Exercise aim: Without the pictures, reproduce the records that follow exactly.

Records that describe figures

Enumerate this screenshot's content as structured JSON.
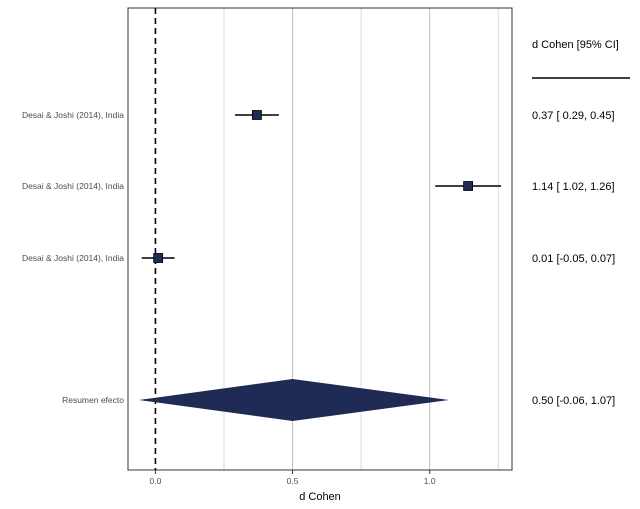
{
  "chart_data": {
    "type": "forest",
    "xlabel": "d Cohen",
    "xlim": [
      -0.1,
      1.3
    ],
    "x_ticks": [
      0.0,
      0.5,
      1.0
    ],
    "x_tick_labels": [
      "0.0",
      "0.5",
      "1.0"
    ],
    "vertical_gridlines": [
      0.25,
      0.5,
      0.75,
      1.0,
      1.25
    ],
    "reference_line": 0.0,
    "grid": true,
    "column_header": "d Cohen [95% CI]",
    "studies": [
      {
        "label": "Desai & Joshi (2014), India",
        "estimate": 0.37,
        "ci_low": 0.29,
        "ci_high": 0.45,
        "ci_text": "0.37 [ 0.29, 0.45]"
      },
      {
        "label": "Desai & Joshi (2014), India",
        "estimate": 1.14,
        "ci_low": 1.02,
        "ci_high": 1.26,
        "ci_text": "1.14 [ 1.02, 1.26]"
      },
      {
        "label": "Desai & Joshi (2014), India",
        "estimate": 0.01,
        "ci_low": -0.05,
        "ci_high": 0.07,
        "ci_text": "0.01 [-0.05, 0.07]"
      }
    ],
    "summary": {
      "label": "Resumen efecto",
      "estimate": 0.5,
      "ci_low": -0.06,
      "ci_high": 1.07,
      "ci_text": "0.50 [-0.06, 1.07]"
    },
    "colors": {
      "marker_fill": "#1f2a55",
      "diamond_fill": "#1f2a55",
      "ci_line": "#000000",
      "grid": "#cccccc",
      "panel_border": "#333333"
    }
  }
}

Task answer:
Enumerate this screenshot's content as structured JSON.
{
  "chart_data": {
    "type": "forest",
    "xlabel": "d Cohen",
    "xlim": [
      -0.1,
      1.3
    ],
    "x_ticks": [
      0.0,
      0.5,
      1.0
    ],
    "x_tick_labels": [
      "0.0",
      "0.5",
      "1.0"
    ],
    "vertical_gridlines": [
      0.25,
      0.5,
      0.75,
      1.0,
      1.25
    ],
    "reference_line": 0.0,
    "grid": true,
    "column_header": "d Cohen [95% CI]",
    "studies": [
      {
        "label": "Desai & Joshi (2014), India",
        "estimate": 0.37,
        "ci_low": 0.29,
        "ci_high": 0.45,
        "ci_text": "0.37 [ 0.29, 0.45]"
      },
      {
        "label": "Desai & Joshi (2014), India",
        "estimate": 1.14,
        "ci_low": 1.02,
        "ci_high": 1.26,
        "ci_text": "1.14 [ 1.02, 1.26]"
      },
      {
        "label": "Desai & Joshi (2014), India",
        "estimate": 0.01,
        "ci_low": -0.05,
        "ci_high": 0.07,
        "ci_text": "0.01 [-0.05, 0.07]"
      }
    ],
    "summary": {
      "label": "Resumen efecto",
      "estimate": 0.5,
      "ci_low": -0.06,
      "ci_high": 1.07,
      "ci_text": "0.50 [-0.06, 1.07]"
    },
    "colors": {
      "marker_fill": "#1f2a55",
      "diamond_fill": "#1f2a55",
      "ci_line": "#000000",
      "grid": "#cccccc",
      "panel_border": "#333333"
    }
  }
}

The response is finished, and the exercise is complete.